Set exercise
Go through the records and extract every line with the word "JSON".
** begin The records **
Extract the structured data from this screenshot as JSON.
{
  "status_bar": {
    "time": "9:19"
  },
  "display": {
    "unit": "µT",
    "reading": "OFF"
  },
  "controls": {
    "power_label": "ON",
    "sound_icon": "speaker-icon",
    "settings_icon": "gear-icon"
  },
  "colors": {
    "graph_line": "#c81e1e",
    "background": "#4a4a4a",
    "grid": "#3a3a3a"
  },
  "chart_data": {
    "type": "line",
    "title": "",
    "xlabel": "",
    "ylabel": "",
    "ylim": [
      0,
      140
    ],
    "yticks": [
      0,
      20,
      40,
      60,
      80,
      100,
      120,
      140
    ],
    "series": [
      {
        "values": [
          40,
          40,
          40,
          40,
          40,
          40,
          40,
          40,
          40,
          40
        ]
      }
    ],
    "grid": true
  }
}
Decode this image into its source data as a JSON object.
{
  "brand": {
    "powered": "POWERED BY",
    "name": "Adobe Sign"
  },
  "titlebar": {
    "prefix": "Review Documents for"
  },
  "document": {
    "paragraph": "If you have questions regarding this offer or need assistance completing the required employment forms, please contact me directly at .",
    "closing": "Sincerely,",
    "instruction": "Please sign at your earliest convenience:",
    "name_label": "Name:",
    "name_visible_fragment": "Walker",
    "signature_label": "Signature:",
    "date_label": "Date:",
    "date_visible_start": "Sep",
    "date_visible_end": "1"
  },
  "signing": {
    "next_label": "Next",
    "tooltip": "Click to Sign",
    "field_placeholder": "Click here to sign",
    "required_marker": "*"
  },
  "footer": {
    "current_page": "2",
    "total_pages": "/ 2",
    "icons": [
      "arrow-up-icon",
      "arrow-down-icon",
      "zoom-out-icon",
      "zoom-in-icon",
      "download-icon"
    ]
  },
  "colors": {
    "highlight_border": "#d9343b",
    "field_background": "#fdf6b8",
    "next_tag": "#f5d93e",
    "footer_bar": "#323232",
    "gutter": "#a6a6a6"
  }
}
** end The records **
** begin The records **
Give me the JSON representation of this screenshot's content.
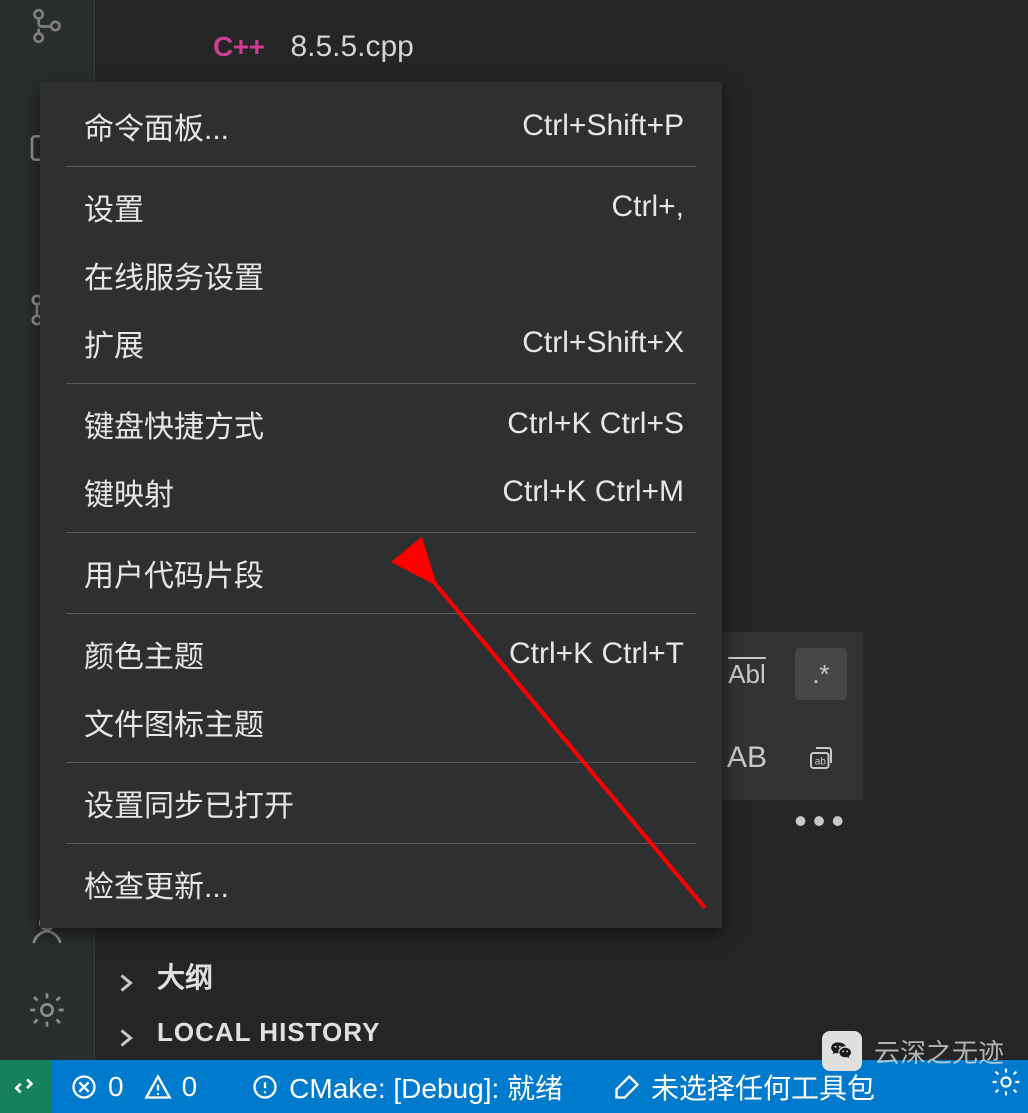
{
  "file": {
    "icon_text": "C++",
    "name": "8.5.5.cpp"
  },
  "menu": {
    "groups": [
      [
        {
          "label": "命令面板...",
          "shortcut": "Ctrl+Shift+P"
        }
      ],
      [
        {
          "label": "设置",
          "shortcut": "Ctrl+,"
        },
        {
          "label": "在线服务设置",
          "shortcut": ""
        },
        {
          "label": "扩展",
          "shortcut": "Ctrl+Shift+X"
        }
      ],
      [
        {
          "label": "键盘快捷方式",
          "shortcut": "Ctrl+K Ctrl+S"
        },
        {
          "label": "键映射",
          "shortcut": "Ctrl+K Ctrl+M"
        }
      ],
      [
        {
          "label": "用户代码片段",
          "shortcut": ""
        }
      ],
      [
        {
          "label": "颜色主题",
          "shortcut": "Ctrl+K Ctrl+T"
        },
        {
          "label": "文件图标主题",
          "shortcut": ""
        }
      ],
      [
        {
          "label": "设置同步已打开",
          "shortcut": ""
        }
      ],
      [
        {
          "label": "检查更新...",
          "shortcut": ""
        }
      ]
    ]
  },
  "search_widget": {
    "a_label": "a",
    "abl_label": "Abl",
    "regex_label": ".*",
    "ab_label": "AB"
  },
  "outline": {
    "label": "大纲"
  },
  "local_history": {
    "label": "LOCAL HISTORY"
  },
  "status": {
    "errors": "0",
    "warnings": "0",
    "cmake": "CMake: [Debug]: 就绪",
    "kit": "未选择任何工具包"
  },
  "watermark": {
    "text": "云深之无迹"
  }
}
** end The records **
Written response
Extract the structured data from this screenshot as JSON.
Decode this image into its source data as a JSON object.
Give me the JSON representation of this screenshot's content.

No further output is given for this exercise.